» **Material for this exercise**:

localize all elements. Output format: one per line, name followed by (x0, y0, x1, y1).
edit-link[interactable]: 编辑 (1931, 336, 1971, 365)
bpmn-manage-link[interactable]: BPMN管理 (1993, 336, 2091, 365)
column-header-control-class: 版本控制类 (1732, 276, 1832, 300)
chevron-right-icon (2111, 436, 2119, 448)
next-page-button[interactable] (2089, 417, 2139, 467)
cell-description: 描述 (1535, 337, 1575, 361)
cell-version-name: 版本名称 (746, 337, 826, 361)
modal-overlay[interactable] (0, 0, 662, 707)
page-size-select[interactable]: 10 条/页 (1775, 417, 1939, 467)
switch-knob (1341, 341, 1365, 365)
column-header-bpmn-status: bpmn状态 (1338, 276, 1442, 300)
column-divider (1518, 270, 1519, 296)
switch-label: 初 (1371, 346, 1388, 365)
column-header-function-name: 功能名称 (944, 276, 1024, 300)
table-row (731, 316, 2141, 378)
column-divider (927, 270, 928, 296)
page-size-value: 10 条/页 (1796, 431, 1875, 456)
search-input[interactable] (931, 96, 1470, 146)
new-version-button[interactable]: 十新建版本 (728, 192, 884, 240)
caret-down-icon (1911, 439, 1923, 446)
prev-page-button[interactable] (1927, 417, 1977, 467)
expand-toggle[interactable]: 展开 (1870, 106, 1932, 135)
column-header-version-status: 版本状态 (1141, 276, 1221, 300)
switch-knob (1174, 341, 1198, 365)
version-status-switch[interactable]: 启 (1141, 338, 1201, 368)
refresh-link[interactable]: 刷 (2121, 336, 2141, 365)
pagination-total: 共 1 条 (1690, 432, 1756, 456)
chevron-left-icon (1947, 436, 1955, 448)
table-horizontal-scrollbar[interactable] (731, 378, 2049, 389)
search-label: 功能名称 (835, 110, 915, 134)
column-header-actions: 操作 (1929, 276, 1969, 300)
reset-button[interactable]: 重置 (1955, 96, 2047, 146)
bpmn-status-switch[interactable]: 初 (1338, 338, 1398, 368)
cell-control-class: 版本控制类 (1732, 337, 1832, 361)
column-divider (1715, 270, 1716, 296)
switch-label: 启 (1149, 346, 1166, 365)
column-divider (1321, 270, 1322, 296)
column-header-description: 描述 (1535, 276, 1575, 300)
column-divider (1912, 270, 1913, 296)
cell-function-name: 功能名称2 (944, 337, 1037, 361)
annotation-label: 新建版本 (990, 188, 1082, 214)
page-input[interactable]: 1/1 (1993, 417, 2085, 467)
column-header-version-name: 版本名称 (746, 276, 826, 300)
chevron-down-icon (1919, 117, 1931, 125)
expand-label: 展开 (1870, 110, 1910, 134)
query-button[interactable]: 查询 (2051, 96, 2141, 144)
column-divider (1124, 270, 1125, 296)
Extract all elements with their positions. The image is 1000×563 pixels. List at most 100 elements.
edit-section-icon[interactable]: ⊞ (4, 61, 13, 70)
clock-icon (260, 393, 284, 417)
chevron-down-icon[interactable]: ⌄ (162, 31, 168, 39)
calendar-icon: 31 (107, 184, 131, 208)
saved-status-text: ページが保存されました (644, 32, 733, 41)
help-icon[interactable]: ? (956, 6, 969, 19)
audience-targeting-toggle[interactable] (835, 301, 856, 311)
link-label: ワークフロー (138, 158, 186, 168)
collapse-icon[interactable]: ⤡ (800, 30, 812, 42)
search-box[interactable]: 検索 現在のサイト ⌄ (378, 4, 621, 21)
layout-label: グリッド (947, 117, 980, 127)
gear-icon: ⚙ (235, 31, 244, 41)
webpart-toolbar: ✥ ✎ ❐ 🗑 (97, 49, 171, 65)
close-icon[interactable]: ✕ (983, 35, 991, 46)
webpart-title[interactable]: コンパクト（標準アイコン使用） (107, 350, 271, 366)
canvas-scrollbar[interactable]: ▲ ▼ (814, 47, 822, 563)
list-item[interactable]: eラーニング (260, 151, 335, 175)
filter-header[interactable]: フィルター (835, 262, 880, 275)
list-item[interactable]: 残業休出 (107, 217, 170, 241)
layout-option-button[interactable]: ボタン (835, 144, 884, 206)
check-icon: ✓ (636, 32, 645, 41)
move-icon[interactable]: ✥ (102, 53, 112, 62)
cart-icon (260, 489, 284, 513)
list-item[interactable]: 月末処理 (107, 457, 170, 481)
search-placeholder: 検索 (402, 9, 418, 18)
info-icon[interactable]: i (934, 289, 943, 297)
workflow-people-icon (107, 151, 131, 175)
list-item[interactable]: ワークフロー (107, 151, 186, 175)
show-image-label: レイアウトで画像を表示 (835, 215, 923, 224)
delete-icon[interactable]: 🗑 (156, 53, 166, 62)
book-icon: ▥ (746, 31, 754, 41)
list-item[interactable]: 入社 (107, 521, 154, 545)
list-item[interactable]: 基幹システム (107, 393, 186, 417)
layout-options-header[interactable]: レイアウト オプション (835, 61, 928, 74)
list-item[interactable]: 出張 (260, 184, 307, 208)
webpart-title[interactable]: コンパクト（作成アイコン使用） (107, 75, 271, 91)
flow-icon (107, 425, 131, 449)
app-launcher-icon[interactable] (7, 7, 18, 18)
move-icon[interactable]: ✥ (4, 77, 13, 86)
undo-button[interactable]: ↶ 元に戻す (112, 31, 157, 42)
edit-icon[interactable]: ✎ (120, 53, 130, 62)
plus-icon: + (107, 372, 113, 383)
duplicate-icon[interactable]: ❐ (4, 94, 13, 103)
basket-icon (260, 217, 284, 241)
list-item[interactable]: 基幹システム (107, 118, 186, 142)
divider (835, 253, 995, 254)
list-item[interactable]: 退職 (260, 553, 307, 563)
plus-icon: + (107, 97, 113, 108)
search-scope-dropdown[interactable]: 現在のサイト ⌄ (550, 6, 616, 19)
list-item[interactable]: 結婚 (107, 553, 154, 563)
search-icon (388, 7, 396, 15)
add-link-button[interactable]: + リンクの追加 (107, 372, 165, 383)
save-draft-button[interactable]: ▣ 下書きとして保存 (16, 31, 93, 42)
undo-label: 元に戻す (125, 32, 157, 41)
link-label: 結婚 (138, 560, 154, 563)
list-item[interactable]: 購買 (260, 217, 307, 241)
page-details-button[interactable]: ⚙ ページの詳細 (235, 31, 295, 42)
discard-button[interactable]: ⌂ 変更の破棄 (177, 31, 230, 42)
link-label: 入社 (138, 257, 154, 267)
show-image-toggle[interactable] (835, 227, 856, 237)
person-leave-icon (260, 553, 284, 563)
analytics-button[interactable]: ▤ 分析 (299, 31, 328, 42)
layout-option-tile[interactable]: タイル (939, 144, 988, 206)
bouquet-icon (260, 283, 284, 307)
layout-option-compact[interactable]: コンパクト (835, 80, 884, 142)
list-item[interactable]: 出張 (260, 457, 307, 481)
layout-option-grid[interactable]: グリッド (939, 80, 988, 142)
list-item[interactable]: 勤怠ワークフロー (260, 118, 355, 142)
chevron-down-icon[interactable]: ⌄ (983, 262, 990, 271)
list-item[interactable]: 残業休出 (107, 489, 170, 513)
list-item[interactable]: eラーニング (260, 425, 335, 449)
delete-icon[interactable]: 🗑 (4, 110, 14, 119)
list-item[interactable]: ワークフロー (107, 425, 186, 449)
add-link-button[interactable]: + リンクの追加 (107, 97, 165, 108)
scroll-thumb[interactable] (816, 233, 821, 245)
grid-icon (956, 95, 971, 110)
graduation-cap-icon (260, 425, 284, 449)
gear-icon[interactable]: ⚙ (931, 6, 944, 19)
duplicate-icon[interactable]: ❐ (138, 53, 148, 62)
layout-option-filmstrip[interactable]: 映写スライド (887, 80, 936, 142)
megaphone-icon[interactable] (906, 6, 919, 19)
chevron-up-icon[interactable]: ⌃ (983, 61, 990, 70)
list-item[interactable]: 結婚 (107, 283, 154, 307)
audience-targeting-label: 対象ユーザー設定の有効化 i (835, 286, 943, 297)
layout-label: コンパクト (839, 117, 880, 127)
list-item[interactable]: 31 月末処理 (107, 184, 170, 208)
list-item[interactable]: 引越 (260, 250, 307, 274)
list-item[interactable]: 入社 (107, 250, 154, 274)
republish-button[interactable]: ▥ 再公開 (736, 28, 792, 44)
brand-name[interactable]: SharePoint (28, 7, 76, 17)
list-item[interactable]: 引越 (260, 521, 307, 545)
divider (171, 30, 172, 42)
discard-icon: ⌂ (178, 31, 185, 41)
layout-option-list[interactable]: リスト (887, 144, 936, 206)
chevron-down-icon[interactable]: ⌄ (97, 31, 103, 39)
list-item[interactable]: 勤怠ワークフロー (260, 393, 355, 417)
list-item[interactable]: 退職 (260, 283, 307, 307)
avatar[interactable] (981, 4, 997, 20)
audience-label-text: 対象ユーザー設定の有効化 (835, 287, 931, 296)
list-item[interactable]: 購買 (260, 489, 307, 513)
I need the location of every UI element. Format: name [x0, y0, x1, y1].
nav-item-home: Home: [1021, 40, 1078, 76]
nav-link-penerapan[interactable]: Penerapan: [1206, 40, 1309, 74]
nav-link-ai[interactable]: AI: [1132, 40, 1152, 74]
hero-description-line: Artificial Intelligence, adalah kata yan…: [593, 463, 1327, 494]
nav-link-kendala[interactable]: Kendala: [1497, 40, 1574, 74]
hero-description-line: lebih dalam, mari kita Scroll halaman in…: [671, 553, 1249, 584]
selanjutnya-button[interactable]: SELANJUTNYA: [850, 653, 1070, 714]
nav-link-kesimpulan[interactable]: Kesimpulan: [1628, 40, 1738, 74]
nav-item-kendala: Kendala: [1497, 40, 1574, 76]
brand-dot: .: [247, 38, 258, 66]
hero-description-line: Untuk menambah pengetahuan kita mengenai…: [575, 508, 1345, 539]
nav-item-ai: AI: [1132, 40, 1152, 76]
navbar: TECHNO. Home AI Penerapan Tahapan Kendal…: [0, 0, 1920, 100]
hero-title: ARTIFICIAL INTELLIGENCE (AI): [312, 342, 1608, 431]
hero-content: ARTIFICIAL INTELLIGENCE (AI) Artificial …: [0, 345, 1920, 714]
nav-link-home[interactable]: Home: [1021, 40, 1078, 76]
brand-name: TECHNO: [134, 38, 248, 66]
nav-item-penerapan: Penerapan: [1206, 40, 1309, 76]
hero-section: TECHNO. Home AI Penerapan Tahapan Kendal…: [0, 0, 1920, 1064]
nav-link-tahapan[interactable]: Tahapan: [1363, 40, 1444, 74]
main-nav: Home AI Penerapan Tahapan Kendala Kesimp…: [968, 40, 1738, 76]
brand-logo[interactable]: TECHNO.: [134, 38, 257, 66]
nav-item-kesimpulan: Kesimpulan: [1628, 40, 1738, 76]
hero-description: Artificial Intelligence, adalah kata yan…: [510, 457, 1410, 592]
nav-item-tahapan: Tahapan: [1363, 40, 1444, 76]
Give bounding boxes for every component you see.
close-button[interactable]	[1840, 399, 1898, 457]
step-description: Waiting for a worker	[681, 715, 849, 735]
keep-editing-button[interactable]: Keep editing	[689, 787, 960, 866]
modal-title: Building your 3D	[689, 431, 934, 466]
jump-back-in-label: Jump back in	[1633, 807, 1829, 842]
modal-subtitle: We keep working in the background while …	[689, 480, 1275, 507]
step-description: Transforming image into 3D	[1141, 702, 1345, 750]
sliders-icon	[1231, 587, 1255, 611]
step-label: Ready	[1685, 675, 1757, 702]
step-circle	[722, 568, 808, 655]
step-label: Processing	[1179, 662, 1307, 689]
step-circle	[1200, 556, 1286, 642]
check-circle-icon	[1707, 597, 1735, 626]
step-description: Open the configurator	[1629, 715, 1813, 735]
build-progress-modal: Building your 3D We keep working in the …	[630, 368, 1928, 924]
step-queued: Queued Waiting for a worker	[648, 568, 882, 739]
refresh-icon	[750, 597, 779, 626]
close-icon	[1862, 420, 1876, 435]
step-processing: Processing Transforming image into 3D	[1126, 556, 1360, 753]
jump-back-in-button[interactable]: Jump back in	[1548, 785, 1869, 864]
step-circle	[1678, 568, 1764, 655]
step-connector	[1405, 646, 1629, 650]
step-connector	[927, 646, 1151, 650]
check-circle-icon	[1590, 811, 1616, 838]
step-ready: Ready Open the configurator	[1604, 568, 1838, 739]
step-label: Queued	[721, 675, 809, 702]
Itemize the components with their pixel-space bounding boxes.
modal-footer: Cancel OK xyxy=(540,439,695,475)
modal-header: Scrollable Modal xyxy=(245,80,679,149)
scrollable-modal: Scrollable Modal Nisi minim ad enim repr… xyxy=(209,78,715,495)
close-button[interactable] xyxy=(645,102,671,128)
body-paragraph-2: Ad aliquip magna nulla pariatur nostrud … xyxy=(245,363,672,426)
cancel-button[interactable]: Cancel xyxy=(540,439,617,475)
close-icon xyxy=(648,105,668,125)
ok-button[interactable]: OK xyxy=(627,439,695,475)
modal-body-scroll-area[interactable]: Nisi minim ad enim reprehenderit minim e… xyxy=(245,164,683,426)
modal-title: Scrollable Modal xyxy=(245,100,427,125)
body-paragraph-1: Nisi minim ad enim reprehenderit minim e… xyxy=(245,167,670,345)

» **Problem description**:
Turn the data above, from its first line up to and including the line with "cell-control-class: 版本控制类 (1732, 337, 1832, 361)", into a JSON list of strings with one string per line, leaving out any blank lines.

» **Result of the task**:
[
  "localize all elements. Output format: one per line, name followed by (x0, y0, x1, y1).",
  "edit-link[interactable]: 编辑 (1931, 336, 1971, 365)",
  "bpmn-manage-link[interactable]: BPMN管理 (1993, 336, 2091, 365)",
  "column-header-control-class: 版本控制类 (1732, 276, 1832, 300)",
  "chevron-right-icon (2111, 436, 2119, 448)",
  "next-page-button[interactable] (2089, 417, 2139, 467)",
  "cell-description: 描述 (1535, 337, 1575, 361)",
  "cell-version-name: 版本名称 (746, 337, 826, 361)",
  "modal-overlay[interactable] (0, 0, 662, 707)",
  "page-size-select[interactable]: 10 条/页 (1775, 417, 1939, 467)",
  "switch-knob (1341, 341, 1365, 365)",
  "column-header-bpmn-status: bpmn状态 (1338, 276, 1442, 300)",
  "column-divider (1518, 270, 1519, 296)",
  "switch-label: 初 (1371, 346, 1388, 365)",
  "column-header-function-name: 功能名称 (944, 276, 1024, 300)",
  "table-row (731, 316, 2141, 378)",
  "column-divider (927, 270, 928, 296)",
  "page-size-value: 10 条/页 (1796, 431, 1875, 456)",
  "search-input[interactable] (931, 96, 1470, 146)",
  "new-version-button[interactable]: 十新建版本 (728, 192, 884, 240)",
  "caret-down-icon (1911, 439, 1923, 446)",
  "prev-page-button[interactable] (1927, 417, 1977, 467)",
  "expand-toggle[interactable]: 展开 (1870, 106, 1932, 135)",
  "column-header-version-status: 版本状态 (1141, 276, 1221, 300)",
  "switch-knob (1174, 341, 1198, 365)",
  "version-status-switch[interactable]: 启 (1141, 338, 1201, 368)",
  "refresh-link[interactable]: 刷 (2121, 336, 2141, 365)",
  "pagination-total: 共 1 条 (1690, 432, 1756, 456)",
  "chevron-left-icon (1947, 436, 1955, 448)",
  "table-horizontal-scrollbar[interactable] (731, 378, 2049, 389)",
  "search-label: 功能名称 (835, 110, 915, 134)",
  "column-header-actions: 操作 (1929, 276, 1969, 300)",
  "reset-button[interactable]: 重置 (1955, 96, 2047, 146)",
  "bpmn-status-switch[interactable]: 初 (1338, 338, 1398, 368)",
  "cell-control-class: 版本控制类 (1732, 337, 1832, 361)"
]